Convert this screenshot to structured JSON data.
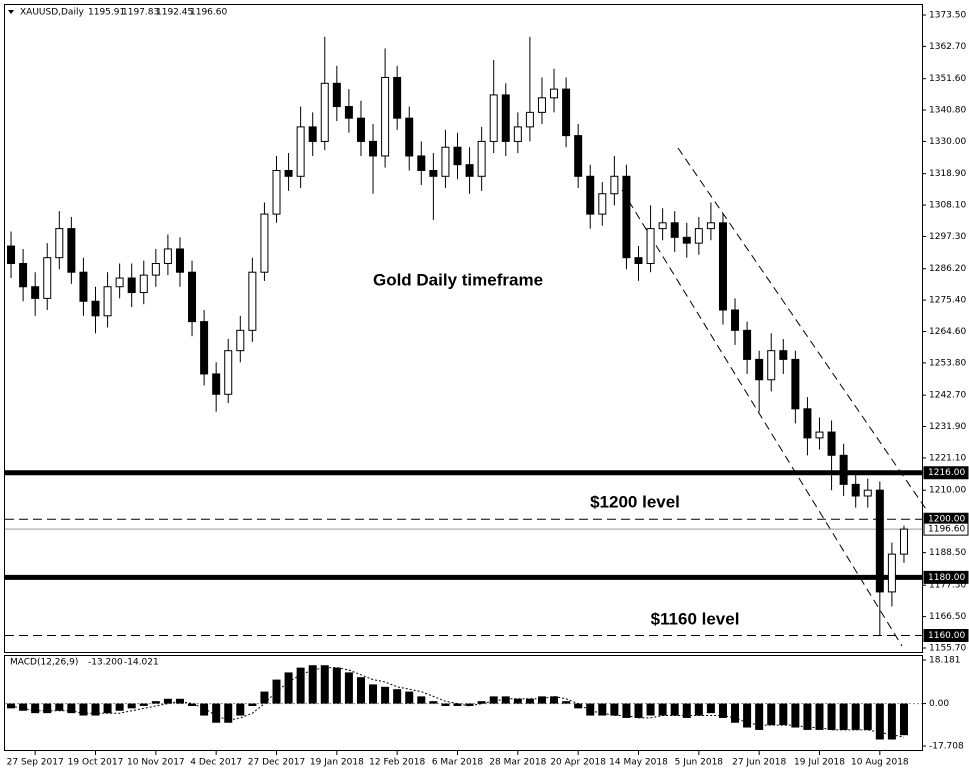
{
  "chart_data": [
    {
      "type": "candlestick",
      "symbol": "XAUUSD,Daily",
      "ohlc_text": [
        "1195.91",
        "1197.83",
        "1192.45",
        "1196.60"
      ],
      "categories": [
        null,
        null,
        "27 Sep 2017",
        null,
        null,
        null,
        null,
        "19 Oct 2017",
        null,
        null,
        null,
        null,
        "10 Nov 2017",
        null,
        null,
        null,
        null,
        "4 Dec 2017",
        null,
        null,
        null,
        null,
        "27 Dec 2017",
        null,
        null,
        null,
        null,
        "19 Jan 2018",
        null,
        null,
        null,
        null,
        "12 Feb 2018",
        null,
        null,
        null,
        null,
        "6 Mar 2018",
        null,
        null,
        null,
        null,
        "28 Mar 2018",
        null,
        null,
        null,
        null,
        "20 Apr 2018",
        null,
        null,
        null,
        null,
        "14 May 2018",
        null,
        null,
        null,
        null,
        "5 Jun 2018",
        null,
        null,
        null,
        null,
        "27 Jun 2018",
        null,
        null,
        null,
        null,
        "19 Jul 2018",
        null,
        null,
        null,
        null,
        "10 Aug 2018",
        null,
        null
      ],
      "open": [
        1294,
        1288,
        1280,
        1276,
        1290,
        1300,
        1285,
        1275,
        1270,
        1280,
        1283,
        1278,
        1284,
        1288,
        1293,
        1285,
        1268,
        1250,
        1243,
        1258,
        1265,
        1285,
        1305,
        1320,
        1318,
        1335,
        1330,
        1350,
        1342,
        1338,
        1330,
        1325,
        1352,
        1338,
        1325,
        1320,
        1318,
        1328,
        1322,
        1318,
        1330,
        1346,
        1330,
        1335,
        1340,
        1345,
        1348,
        1332,
        1318,
        1305,
        1312,
        1318,
        1290,
        1288,
        1300,
        1302,
        1297,
        1295,
        1300,
        1302,
        1272,
        1265,
        1255,
        1248,
        1258,
        1255,
        1238,
        1228,
        1230,
        1222,
        1212,
        1208,
        1210,
        1175,
        1188
      ],
      "high": [
        1299,
        1293,
        1285,
        1295,
        1306,
        1304,
        1290,
        1280,
        1285,
        1288,
        1288,
        1289,
        1293,
        1298,
        1297,
        1289,
        1272,
        1254,
        1262,
        1270,
        1290,
        1309,
        1325,
        1326,
        1342,
        1340,
        1366,
        1356,
        1348,
        1344,
        1336,
        1362,
        1356,
        1342,
        1330,
        1326,
        1334,
        1333,
        1328,
        1335,
        1358,
        1350,
        1340,
        1366,
        1352,
        1355,
        1352,
        1336,
        1322,
        1316,
        1325,
        1322,
        1294,
        1308,
        1307,
        1306,
        1302,
        1304,
        1309,
        1305,
        1276,
        1268,
        1258,
        1264,
        1262,
        1258,
        1242,
        1235,
        1234,
        1226,
        1216,
        1214,
        1213,
        1192,
        1197.8
      ],
      "low": [
        1283,
        1275,
        1270,
        1272,
        1286,
        1281,
        1270,
        1264,
        1266,
        1276,
        1273,
        1274,
        1280,
        1284,
        1280,
        1263,
        1246,
        1237,
        1240,
        1254,
        1261,
        1282,
        1302,
        1313,
        1314,
        1325,
        1327,
        1337,
        1333,
        1325,
        1312,
        1321,
        1334,
        1320,
        1315,
        1303,
        1314,
        1317,
        1312,
        1313,
        1326,
        1325,
        1326,
        1330,
        1336,
        1340,
        1328,
        1314,
        1300,
        1301,
        1308,
        1286,
        1282,
        1285,
        1296,
        1292,
        1290,
        1291,
        1296,
        1267,
        1260,
        1250,
        1237,
        1244,
        1250,
        1233,
        1222,
        1224,
        1210,
        1208,
        1204,
        1204,
        1160,
        1170,
        1185
      ],
      "close": [
        1288,
        1280,
        1276,
        1290,
        1300,
        1285,
        1275,
        1270,
        1280,
        1283,
        1278,
        1284,
        1288,
        1293,
        1285,
        1268,
        1250,
        1243,
        1258,
        1265,
        1285,
        1305,
        1320,
        1318,
        1335,
        1330,
        1350,
        1342,
        1338,
        1330,
        1325,
        1352,
        1338,
        1325,
        1320,
        1318,
        1328,
        1322,
        1318,
        1330,
        1346,
        1330,
        1335,
        1340,
        1345,
        1348,
        1332,
        1318,
        1305,
        1312,
        1318,
        1290,
        1288,
        1300,
        1302,
        1297,
        1295,
        1300,
        1302,
        1272,
        1265,
        1255,
        1248,
        1258,
        1255,
        1238,
        1228,
        1230,
        1222,
        1212,
        1208,
        1210,
        1175,
        1188,
        1196.6
      ],
      "up_color": "#ffffff",
      "down_color": "#000000",
      "ylim": [
        1155.7,
        1373.5
      ],
      "yticks": [
        {
          "value": 1373.5,
          "label": "1373.50"
        },
        {
          "value": 1362.7,
          "label": "1362.70"
        },
        {
          "value": 1351.6,
          "label": "1351.60"
        },
        {
          "value": 1340.8,
          "label": "1340.80"
        },
        {
          "value": 1330,
          "label": "1330.00"
        },
        {
          "value": 1318.9,
          "label": "1318.90"
        },
        {
          "value": 1308.1,
          "label": "1308.10"
        },
        {
          "value": 1297.3,
          "label": "1297.30"
        },
        {
          "value": 1286.2,
          "label": "1286.20"
        },
        {
          "value": 1275.4,
          "label": "1275.40"
        },
        {
          "value": 1264.6,
          "label": "1264.60"
        },
        {
          "value": 1253.8,
          "label": "1253.80"
        },
        {
          "value": 1242.7,
          "label": "1242.70"
        },
        {
          "value": 1231.9,
          "label": "1231.90"
        },
        {
          "value": 1221.1,
          "label": "1221.10"
        },
        {
          "value": 1210,
          "label": "1210.00"
        },
        {
          "value": 1188.5,
          "label": "1188.50"
        },
        {
          "value": 1177.3,
          "label": "1177.30"
        },
        {
          "value": 1166.5,
          "label": "1166.50"
        },
        {
          "value": 1155.7,
          "label": "1155.70"
        }
      ],
      "levels": [
        {
          "value": 1216,
          "label": "1216.00",
          "style": "thick"
        },
        {
          "value": 1200,
          "label": "1200.00",
          "style": "dashed"
        },
        {
          "value": 1196.6,
          "label": "1196.60",
          "style": "thin"
        },
        {
          "value": 1180,
          "label": "1180.00",
          "style": "thick"
        },
        {
          "value": 1160,
          "label": "1160.00",
          "style": "dashed"
        }
      ],
      "annotations": [
        "Gold Daily timeframe",
        "$1200 level",
        "$1160 level"
      ],
      "grid": false
    },
    {
      "type": "macd",
      "label": "MACD(12,26,9)",
      "value_texts": [
        "-13.200",
        "-14.021"
      ],
      "histogram": [
        -2,
        -3,
        -4,
        -4,
        -3,
        -4,
        -5,
        -5,
        -4,
        -3,
        -2,
        -1,
        1,
        2,
        2,
        -1,
        -5,
        -8,
        -8,
        -5,
        -1,
        5,
        10,
        13,
        15,
        16,
        16,
        15,
        13,
        11,
        8,
        7,
        6,
        5,
        3,
        1,
        -1,
        -1,
        -1,
        1,
        3,
        3,
        2,
        2,
        3,
        3,
        1,
        -2,
        -5,
        -5,
        -5,
        -6,
        -6,
        -5,
        -5,
        -5,
        -6,
        -5,
        -4,
        -6,
        -8,
        -10,
        -11,
        -9,
        -9,
        -10,
        -11,
        -11,
        -11,
        -11,
        -11,
        -11,
        -15,
        -15,
        -13.2
      ],
      "signal": [
        -1,
        -2,
        -3,
        -3,
        -3,
        -3,
        -4,
        -4,
        -4,
        -4,
        -3,
        -2,
        -1,
        0,
        1,
        0,
        -2,
        -5,
        -7,
        -6,
        -4,
        0,
        5,
        9,
        12,
        14,
        15,
        15,
        14,
        12,
        10,
        9,
        7,
        6,
        5,
        3,
        1,
        0,
        -1,
        0,
        1,
        2,
        2,
        2,
        2,
        3,
        2,
        0,
        -3,
        -4,
        -5,
        -5,
        -6,
        -6,
        -5,
        -5,
        -5,
        -5,
        -5,
        -5,
        -6,
        -8,
        -9,
        -9,
        -9,
        -9,
        -10,
        -10,
        -11,
        -11,
        -11,
        -11,
        -12,
        -13,
        -14.021
      ],
      "color": "#000000",
      "ylim": [
        -17.708,
        18.181
      ],
      "yticks": [
        18.181,
        {
          "value": 0,
          "label": "0.00"
        },
        -17.708
      ]
    }
  ]
}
===
Exercise objective – For the data above, state how many lines contain "Daily"; the number is the whole answer.

Written response – 2